> **SHORT PROBLEM**: Extract from the listing each line in which the word "location" appears.
··········
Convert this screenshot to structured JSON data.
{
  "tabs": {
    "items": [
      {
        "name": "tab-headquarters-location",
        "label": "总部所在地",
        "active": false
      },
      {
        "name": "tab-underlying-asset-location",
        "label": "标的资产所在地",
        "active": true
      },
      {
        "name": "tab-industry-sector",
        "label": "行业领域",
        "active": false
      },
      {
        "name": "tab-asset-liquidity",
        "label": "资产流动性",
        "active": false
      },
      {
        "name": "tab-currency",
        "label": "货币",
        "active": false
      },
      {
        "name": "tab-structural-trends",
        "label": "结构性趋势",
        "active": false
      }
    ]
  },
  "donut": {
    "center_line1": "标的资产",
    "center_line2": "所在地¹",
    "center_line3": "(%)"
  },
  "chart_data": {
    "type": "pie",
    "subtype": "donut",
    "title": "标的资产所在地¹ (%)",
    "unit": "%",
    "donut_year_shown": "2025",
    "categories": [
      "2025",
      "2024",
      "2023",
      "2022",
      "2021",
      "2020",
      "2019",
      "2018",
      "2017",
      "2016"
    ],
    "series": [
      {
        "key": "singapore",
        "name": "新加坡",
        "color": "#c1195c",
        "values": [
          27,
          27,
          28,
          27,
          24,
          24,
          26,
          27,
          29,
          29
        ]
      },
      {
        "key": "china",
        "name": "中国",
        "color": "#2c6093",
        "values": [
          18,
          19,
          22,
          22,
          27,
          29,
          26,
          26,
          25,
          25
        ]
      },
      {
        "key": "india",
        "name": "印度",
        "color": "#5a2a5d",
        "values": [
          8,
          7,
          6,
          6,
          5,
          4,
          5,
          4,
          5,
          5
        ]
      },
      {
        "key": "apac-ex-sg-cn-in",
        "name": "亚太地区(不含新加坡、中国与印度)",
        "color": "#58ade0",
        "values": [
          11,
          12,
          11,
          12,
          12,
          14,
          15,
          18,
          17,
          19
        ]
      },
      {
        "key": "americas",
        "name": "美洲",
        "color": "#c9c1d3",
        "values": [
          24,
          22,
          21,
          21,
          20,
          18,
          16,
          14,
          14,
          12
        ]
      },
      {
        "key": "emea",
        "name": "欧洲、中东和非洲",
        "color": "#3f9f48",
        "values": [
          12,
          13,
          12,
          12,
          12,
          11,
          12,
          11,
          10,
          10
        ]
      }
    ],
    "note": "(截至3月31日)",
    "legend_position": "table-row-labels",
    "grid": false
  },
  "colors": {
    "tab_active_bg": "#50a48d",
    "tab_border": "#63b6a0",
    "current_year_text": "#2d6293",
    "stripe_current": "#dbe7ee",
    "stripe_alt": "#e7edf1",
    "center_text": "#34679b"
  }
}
··········
> **TASK RESULT**:
        "name": "tab-headquarters-location",
        "name": "tab-underlying-asset-location",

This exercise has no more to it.